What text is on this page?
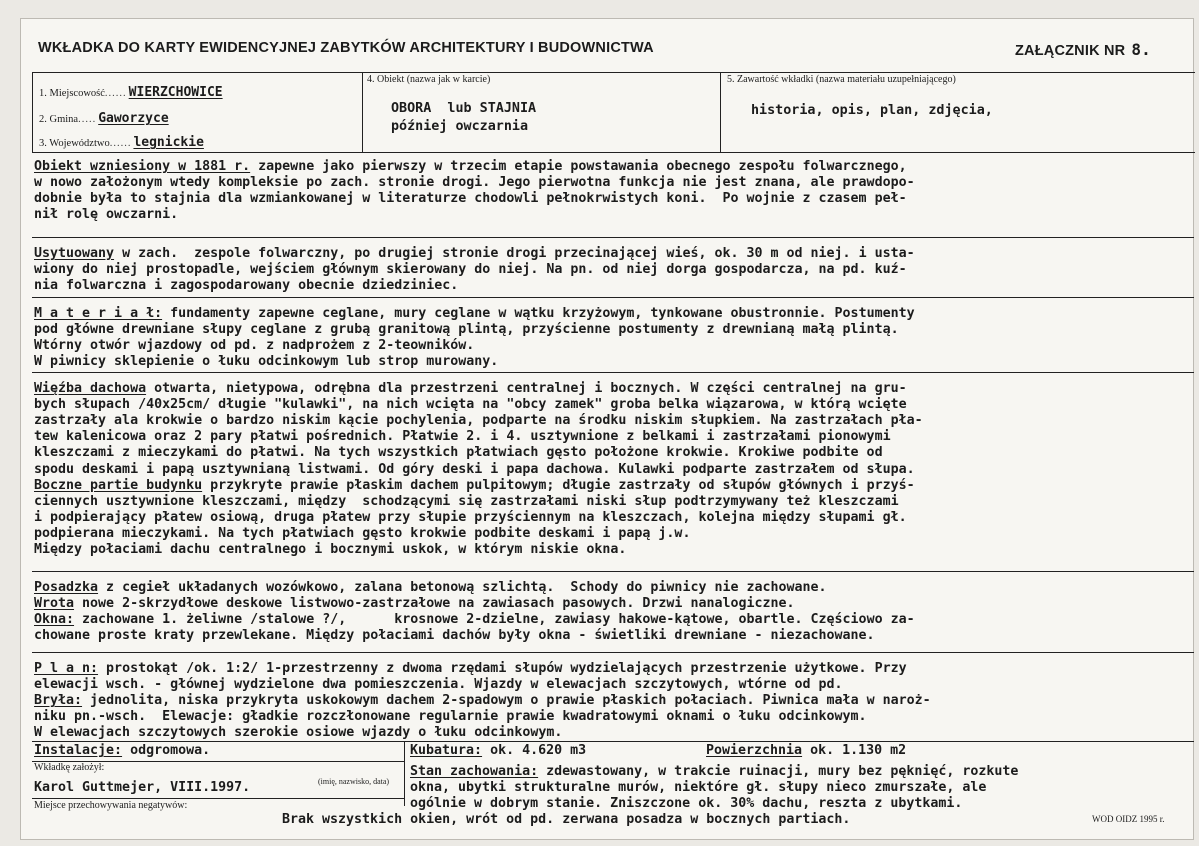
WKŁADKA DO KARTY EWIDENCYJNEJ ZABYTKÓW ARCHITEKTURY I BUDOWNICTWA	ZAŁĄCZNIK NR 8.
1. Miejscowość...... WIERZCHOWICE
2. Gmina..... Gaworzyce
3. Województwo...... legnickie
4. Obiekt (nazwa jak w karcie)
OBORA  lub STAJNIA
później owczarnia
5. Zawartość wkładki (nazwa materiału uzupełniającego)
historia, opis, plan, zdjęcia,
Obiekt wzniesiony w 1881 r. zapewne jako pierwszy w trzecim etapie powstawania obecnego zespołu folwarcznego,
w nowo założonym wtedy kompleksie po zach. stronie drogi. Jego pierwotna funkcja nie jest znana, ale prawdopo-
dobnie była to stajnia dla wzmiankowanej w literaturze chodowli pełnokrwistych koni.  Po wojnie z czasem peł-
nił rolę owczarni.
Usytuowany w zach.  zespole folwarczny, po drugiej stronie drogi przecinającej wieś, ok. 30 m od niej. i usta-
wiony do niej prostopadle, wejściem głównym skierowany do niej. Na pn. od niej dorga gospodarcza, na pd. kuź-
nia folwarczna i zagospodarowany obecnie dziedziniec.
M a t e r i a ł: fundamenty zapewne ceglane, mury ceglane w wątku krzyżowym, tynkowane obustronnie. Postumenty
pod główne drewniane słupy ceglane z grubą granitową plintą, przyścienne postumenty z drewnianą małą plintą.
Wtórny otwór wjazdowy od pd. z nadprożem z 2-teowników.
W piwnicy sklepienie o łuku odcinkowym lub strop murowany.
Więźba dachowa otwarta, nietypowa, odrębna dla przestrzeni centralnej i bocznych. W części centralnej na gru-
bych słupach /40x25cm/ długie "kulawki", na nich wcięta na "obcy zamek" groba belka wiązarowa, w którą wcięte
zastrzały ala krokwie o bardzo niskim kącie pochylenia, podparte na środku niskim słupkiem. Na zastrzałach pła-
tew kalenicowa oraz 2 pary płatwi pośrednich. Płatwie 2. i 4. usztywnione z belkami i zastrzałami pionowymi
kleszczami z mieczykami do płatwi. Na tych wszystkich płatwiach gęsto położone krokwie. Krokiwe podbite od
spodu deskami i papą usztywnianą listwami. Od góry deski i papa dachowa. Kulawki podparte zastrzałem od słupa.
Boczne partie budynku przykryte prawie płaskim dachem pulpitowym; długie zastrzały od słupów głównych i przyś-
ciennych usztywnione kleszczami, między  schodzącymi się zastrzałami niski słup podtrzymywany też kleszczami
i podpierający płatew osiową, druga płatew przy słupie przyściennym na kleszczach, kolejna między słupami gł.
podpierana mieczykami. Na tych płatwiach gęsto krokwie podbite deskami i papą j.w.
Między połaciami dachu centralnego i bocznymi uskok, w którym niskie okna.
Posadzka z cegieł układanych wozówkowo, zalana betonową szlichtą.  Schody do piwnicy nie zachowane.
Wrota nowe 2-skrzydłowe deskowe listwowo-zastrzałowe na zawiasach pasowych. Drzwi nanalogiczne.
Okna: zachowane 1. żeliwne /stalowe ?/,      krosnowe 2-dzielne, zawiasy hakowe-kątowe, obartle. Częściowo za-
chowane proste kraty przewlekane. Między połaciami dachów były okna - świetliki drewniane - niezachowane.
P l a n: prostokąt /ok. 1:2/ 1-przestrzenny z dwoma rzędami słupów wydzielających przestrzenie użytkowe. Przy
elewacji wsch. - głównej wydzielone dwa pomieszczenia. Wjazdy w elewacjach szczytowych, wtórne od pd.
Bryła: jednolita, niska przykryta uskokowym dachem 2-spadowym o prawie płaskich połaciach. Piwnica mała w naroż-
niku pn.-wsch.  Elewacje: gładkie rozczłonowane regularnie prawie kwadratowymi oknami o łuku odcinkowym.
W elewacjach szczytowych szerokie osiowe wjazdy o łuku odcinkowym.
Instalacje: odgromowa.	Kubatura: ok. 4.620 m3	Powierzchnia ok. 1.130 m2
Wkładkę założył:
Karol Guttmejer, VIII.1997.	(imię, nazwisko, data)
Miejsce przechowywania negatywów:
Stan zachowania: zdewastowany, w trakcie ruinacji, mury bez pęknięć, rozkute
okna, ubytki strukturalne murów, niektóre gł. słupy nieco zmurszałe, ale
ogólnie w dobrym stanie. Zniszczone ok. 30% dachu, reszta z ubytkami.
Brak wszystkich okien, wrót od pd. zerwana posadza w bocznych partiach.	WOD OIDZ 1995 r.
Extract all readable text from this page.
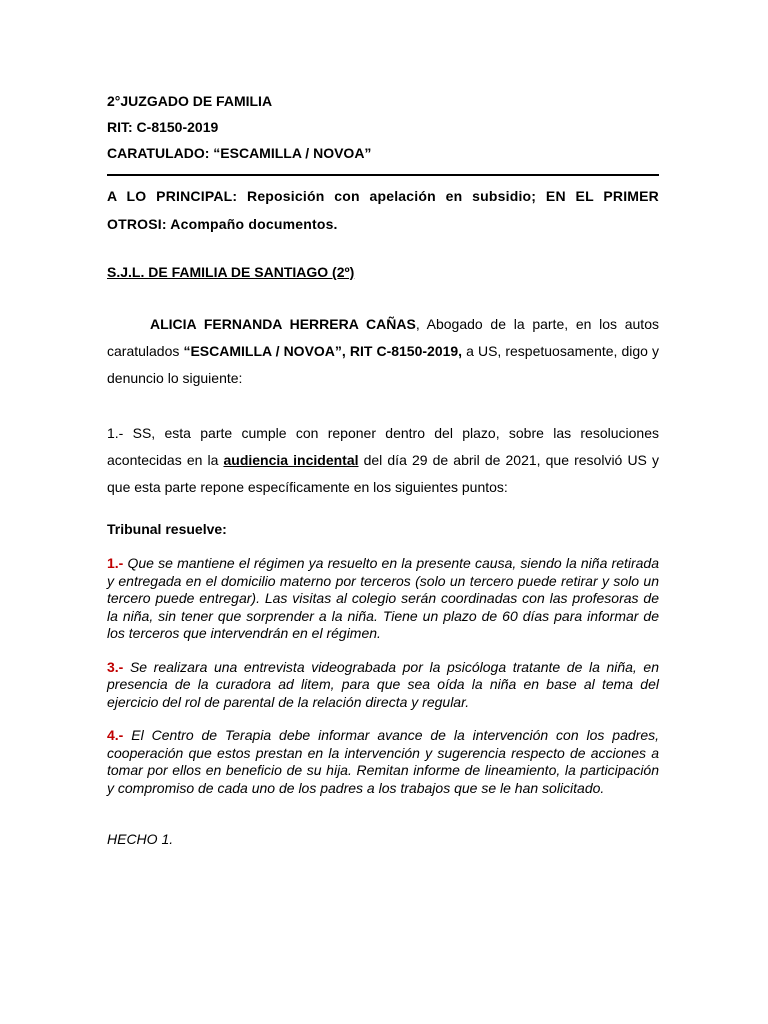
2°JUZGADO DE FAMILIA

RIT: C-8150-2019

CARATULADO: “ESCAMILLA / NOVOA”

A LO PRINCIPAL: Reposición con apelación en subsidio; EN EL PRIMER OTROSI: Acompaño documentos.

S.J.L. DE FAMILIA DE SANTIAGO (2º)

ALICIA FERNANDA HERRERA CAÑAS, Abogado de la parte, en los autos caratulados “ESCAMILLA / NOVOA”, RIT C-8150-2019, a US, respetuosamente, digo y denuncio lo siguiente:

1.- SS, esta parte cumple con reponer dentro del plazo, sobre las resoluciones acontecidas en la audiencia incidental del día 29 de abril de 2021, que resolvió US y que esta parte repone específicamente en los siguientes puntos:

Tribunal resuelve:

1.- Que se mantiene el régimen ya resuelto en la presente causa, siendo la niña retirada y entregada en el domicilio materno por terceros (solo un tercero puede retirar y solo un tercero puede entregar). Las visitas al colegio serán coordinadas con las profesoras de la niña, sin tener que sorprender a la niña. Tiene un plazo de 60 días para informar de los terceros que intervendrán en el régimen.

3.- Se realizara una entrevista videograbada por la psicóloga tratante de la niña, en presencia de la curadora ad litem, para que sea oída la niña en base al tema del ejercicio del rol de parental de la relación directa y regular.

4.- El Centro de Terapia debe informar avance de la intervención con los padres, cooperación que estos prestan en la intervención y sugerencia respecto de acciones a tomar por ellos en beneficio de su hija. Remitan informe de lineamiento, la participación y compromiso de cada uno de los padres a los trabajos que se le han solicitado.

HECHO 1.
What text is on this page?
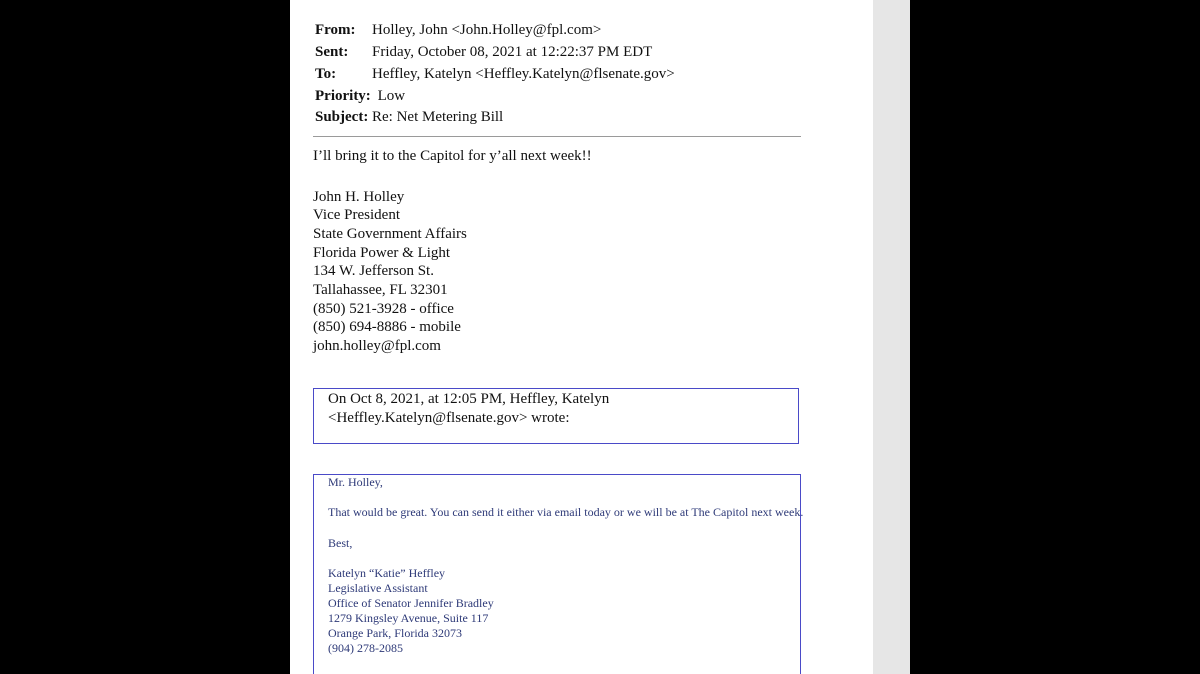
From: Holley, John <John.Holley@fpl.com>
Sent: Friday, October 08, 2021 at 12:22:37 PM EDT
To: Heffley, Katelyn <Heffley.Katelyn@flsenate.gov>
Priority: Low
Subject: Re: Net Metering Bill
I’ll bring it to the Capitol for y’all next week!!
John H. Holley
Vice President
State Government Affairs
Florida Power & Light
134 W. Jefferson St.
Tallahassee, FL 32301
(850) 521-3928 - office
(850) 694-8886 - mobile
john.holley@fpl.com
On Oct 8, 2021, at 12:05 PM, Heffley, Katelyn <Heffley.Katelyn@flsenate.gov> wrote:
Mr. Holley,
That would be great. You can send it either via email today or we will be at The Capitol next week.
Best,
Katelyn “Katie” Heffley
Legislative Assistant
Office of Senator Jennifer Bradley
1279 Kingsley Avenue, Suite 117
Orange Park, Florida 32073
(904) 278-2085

══════════════════════════════

| What the task asks |
Pictures are to be left out; the records above must be repeated word for word.

| Answer |
What text is on this page?
WKŁADKA DO KARTY EWIDENCYJNEJ ZABYTKÓW ARCHITEKTURY I BUDOWNICTWA	ZAŁĄCZNIK NR 8.
1. Miejscowość...... WIERZCHOWICE
2. Gmina..... Gaworzyce
3. Województwo...... legnickie
4. Obiekt (nazwa jak w karcie)
OBORA  lub STAJNIA
później owczarnia
5. Zawartość wkładki (nazwa materiału uzupełniającego)
historia, opis, plan, zdjęcia,
Obiekt wzniesiony w 1881 r. zapewne jako pierwszy w trzecim etapie powstawania obecnego zespołu folwarcznego,
w nowo założonym wtedy kompleksie po zach. stronie drogi. Jego pierwotna funkcja nie jest znana, ale prawdopo-
dobnie była to stajnia dla wzmiankowanej w literaturze chodowli pełnokrwistych koni.  Po wojnie z czasem peł-
nił rolę owczarni.
Usytuowany w zach.  zespole folwarczny, po drugiej stronie drogi przecinającej wieś, ok. 30 m od niej. i usta-
wiony do niej prostopadle, wejściem głównym skierowany do niej. Na pn. od niej dorga gospodarcza, na pd. kuź-
nia folwarczna i zagospodarowany obecnie dziedziniec.
M a t e r i a ł: fundamenty zapewne ceglane, mury ceglane w wątku krzyżowym, tynkowane obustronnie. Postumenty
pod główne drewniane słupy ceglane z grubą granitową plintą, przyścienne postumenty z drewnianą małą plintą.
Wtórny otwór wjazdowy od pd. z nadprożem z 2-teowników.
W piwnicy sklepienie o łuku odcinkowym lub strop murowany.
Więźba dachowa otwarta, nietypowa, odrębna dla przestrzeni centralnej i bocznych. W części centralnej na gru-
bych słupach /40x25cm/ długie "kulawki", na nich wcięta na "obcy zamek" groba belka wiązarowa, w którą wcięte
zastrzały ala krokwie o bardzo niskim kącie pochylenia, podparte na środku niskim słupkiem. Na zastrzałach pła-
tew kalenicowa oraz 2 pary płatwi pośrednich. Płatwie 2. i 4. usztywnione z belkami i zastrzałami pionowymi
kleszczami z mieczykami do płatwi. Na tych wszystkich płatwiach gęsto położone krokwie. Krokiwe podbite od
spodu deskami i papą usztywnianą listwami. Od góry deski i papa dachowa. Kulawki podparte zastrzałem od słupa.
Boczne partie budynku przykryte prawie płaskim dachem pulpitowym; długie zastrzały od słupów głównych i przyś-
ciennych usztywnione kleszczami, między  schodzącymi się zastrzałami niski słup podtrzymywany też kleszczami
i podpierający płatew osiową, druga płatew przy słupie przyściennym na kleszczach, kolejna między słupami gł.
podpierana mieczykami. Na tych płatwiach gęsto krokwie podbite deskami i papą j.w.
Między połaciami dachu centralnego i bocznymi uskok, w którym niskie okna.
Posadzka z cegieł układanych wozówkowo, zalana betonową szlichtą.  Schody do piwnicy nie zachowane.
Wrota nowe 2-skrzydłowe deskowe listwowo-zastrzałowe na zawiasach pasowych. Drzwi nanalogiczne.
Okna: zachowane 1. żeliwne /stalowe ?/,      krosnowe 2-dzielne, zawiasy hakowe-kątowe, obartle. Częściowo za-
chowane proste kraty przewlekane. Między połaciami dachów były okna - świetliki drewniane - niezachowane.
P l a n: prostokąt /ok. 1:2/ 1-przestrzenny z dwoma rzędami słupów wydzielających przestrzenie użytkowe. Przy
elewacji wsch. - głównej wydzielone dwa pomieszczenia. Wjazdy w elewacjach szczytowych, wtórne od pd.
Bryła: jednolita, niska przykryta uskokowym dachem 2-spadowym o prawie płaskich połaciach. Piwnica mała w naroż-
niku pn.-wsch.  Elewacje: gładkie rozczłonowane regularnie prawie kwadratowymi oknami o łuku odcinkowym.
W elewacjach szczytowych szerokie osiowe wjazdy o łuku odcinkowym.
Instalacje: odgromowa.	Kubatura: ok. 4.620 m3	Powierzchnia ok. 1.130 m2
Wkładkę założył:
Karol Guttmejer, VIII.1997.	(imię, nazwisko, data)
Miejsce przechowywania negatywów:
Stan zachowania: zdewastowany, w trakcie ruinacji, mury bez pęknięć, rozkute
okna, ubytki strukturalne murów, niektóre gł. słupy nieco zmurszałe, ale
ogólnie w dobrym stanie. Zniszczone ok. 30% dachu, reszta z ubytkami.
Brak wszystkich okien, wrót od pd. zerwana posadza w bocznych partiach.	WOD OIDZ 1995 r.
Extract all readable text from this page.
2°JUZGADO DE FAMILIA

RIT: C-8150-2019

CARATULADO: “ESCAMILLA / NOVOA”

A LO PRINCIPAL: Reposición con apelación en subsidio; EN EL PRIMER OTROSI: Acompaño documentos.

S.J.L. DE FAMILIA DE SANTIAGO (2º)

ALICIA FERNANDA HERRERA CAÑAS, Abogado de la parte, en los autos caratulados “ESCAMILLA / NOVOA”, RIT C-8150-2019, a US, respetuosamente, digo y denuncio lo siguiente:

1.- SS, esta parte cumple con reponer dentro del plazo, sobre las resoluciones acontecidas en la audiencia incidental del día 29 de abril de 2021, que resolvió US y que esta parte repone específicamente en los siguientes puntos:

Tribunal resuelve:

1.- Que se mantiene el régimen ya resuelto en la presente causa, siendo la niña retirada y entregada en el domicilio materno por terceros (solo un tercero puede retirar y solo un tercero puede entregar). Las visitas al colegio serán coordinadas con las profesoras de la niña, sin tener que sorprender a la niña. Tiene un plazo de 60 días para informar de los terceros que intervendrán en el régimen.

3.- Se realizara una entrevista videograbada por la psicóloga tratante de la niña, en presencia de la curadora ad litem, para que sea oída la niña en base al tema del ejercicio del rol de parental de la relación directa y regular.

4.- El Centro de Terapia debe informar avance de la intervención con los padres, cooperación que estos prestan en la intervención y sugerencia respecto de acciones a tomar por ellos en beneficio de su hija. Remitan informe de lineamiento, la participación y compromiso de cada uno de los padres a los trabajos que se le han solicitado.

HECHO 1.
What text is on this page?
From: Holley, John <John.Holley@fpl.com>
Sent: Friday, October 08, 2021 at 12:22:37 PM EDT
To: Heffley, Katelyn <Heffley.Katelyn@flsenate.gov>
Priority: Low
Subject: Re: Net Metering Bill
I’ll bring it to the Capitol for y’all next week!!
John H. Holley
Vice President
State Government Affairs
Florida Power & Light
134 W. Jefferson St.
Tallahassee, FL 32301
(850) 521-3928 - office
(850) 694-8886 - mobile
john.holley@fpl.com
On Oct 8, 2021, at 12:05 PM, Heffley, Katelyn <Heffley.Katelyn@flsenate.gov> wrote:
Mr. Holley,
That would be great. You can send it either via email today or we will be at The Capitol next week.
Best,
Katelyn “Katie” Heffley
Legislative Assistant
Office of Senator Jennifer Bradley
1279 Kingsley Avenue, Suite 117
Orange Park, Florida 32073
(904) 278-2085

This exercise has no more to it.